> **What is asked**
Reproduce the records below in full and word for word, excluding pictures.

(Saved entries)
####

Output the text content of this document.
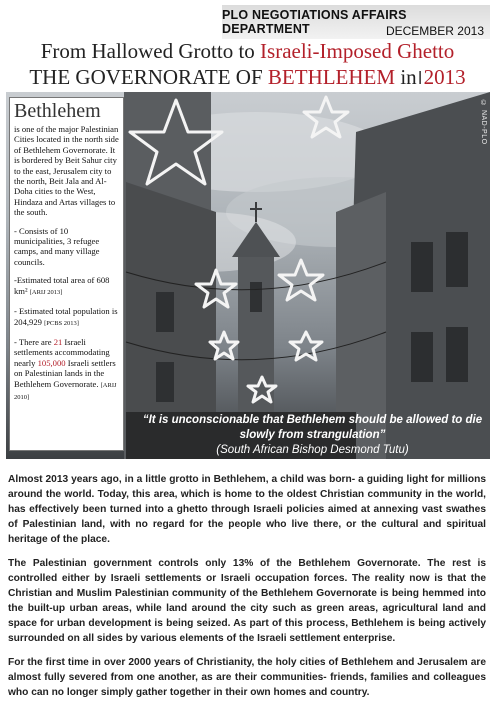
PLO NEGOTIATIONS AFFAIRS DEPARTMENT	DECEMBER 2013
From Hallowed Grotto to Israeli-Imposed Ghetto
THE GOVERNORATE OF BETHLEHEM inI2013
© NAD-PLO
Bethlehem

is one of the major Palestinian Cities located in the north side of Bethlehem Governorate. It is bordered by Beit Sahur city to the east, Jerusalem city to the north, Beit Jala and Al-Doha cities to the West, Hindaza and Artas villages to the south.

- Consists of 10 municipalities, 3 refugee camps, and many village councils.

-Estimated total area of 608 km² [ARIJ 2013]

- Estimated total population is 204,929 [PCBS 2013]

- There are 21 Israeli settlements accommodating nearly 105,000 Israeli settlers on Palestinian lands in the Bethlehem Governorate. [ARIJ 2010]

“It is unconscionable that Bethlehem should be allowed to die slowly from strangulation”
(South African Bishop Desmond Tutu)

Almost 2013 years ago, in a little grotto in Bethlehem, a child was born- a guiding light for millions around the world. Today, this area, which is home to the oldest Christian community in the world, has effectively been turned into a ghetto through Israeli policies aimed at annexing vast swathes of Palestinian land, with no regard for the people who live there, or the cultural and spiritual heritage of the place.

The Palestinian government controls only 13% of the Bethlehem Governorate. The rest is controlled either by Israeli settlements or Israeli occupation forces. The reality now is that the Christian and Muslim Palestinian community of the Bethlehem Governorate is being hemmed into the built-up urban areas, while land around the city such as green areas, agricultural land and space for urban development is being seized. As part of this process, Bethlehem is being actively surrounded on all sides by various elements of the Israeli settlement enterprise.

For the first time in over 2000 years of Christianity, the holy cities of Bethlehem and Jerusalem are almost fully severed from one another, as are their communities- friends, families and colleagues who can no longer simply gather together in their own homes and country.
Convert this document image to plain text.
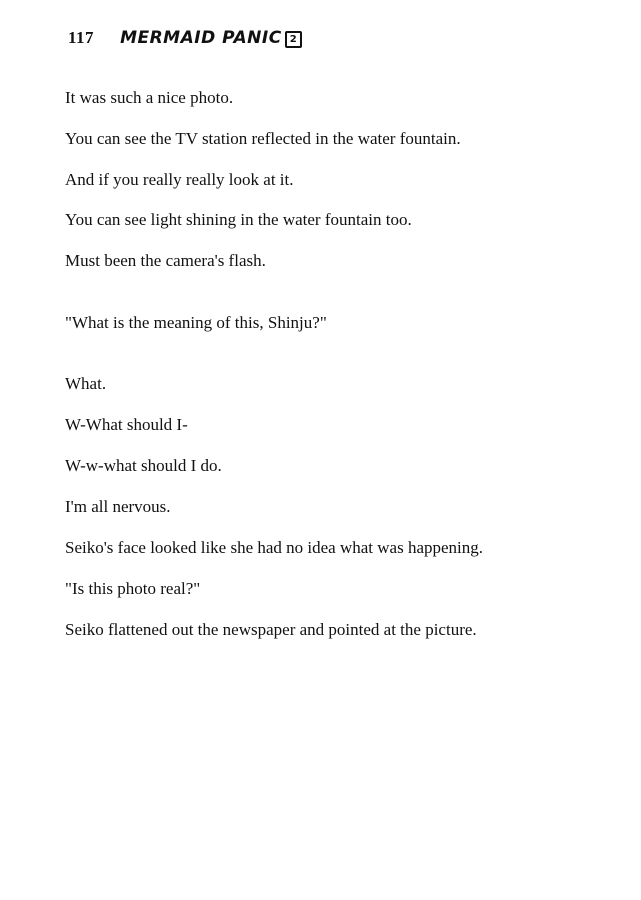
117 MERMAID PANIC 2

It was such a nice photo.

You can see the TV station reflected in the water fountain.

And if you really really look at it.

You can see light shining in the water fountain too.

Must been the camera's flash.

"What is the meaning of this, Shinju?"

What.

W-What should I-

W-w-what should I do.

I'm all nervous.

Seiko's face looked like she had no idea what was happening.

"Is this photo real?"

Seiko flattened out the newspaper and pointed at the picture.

####

> **Task answer**
Output the text content of this document.
PLO NEGOTIATIONS AFFAIRS DEPARTMENT	DECEMBER 2013
From Hallowed Grotto to Israeli-Imposed Ghetto
THE GOVERNORATE OF BETHLEHEM inI2013
© NAD-PLO
Bethlehem

is one of the major Palestinian Cities located in the north side of Bethlehem Governorate. It is bordered by Beit Sahur city to the east, Jerusalem city to the north, Beit Jala and Al-Doha cities to the West, Hindaza and Artas villages to the south.

- Consists of 10 municipalities, 3 refugee camps, and many village councils.

-Estimated total area of 608 km² [ARIJ 2013]

- Estimated total population is 204,929 [PCBS 2013]

- There are 21 Israeli settlements accommodating nearly 105,000 Israeli settlers on Palestinian lands in the Bethlehem Governorate. [ARIJ 2010]

“It is unconscionable that Bethlehem should be allowed to die slowly from strangulation”
(South African Bishop Desmond Tutu)

Almost 2013 years ago, in a little grotto in Bethlehem, a child was born- a guiding light for millions around the world. Today, this area, which is home to the oldest Christian community in the world, has effectively been turned into a ghetto through Israeli policies aimed at annexing vast swathes of Palestinian land, with no regard for the people who live there, or the cultural and spiritual heritage of the place.

The Palestinian government controls only 13% of the Bethlehem Governorate. The rest is controlled either by Israeli settlements or Israeli occupation forces. The reality now is that the Christian and Muslim Palestinian community of the Bethlehem Governorate is being hemmed into the built-up urban areas, while land around the city such as green areas, agricultural land and space for urban development is being seized. As part of this process, Bethlehem is being actively surrounded on all sides by various elements of the Israeli settlement enterprise.

For the first time in over 2000 years of Christianity, the holy cities of Bethlehem and Jerusalem are almost fully severed from one another, as are their communities- friends, families and colleagues who can no longer simply gather together in their own homes and country.
Convert this document image to plain text.
117 MERMAID PANIC 2

It was such a nice photo.

You can see the TV station reflected in the water fountain.

And if you really really look at it.

You can see light shining in the water fountain too.

Must been the camera's flash.

"What is the meaning of this, Shinju?"

What.

W-What should I-

W-w-what should I do.

I'm all nervous.

Seiko's face looked like she had no idea what was happening.

"Is this photo real?"

Seiko flattened out the newspaper and pointed at the picture.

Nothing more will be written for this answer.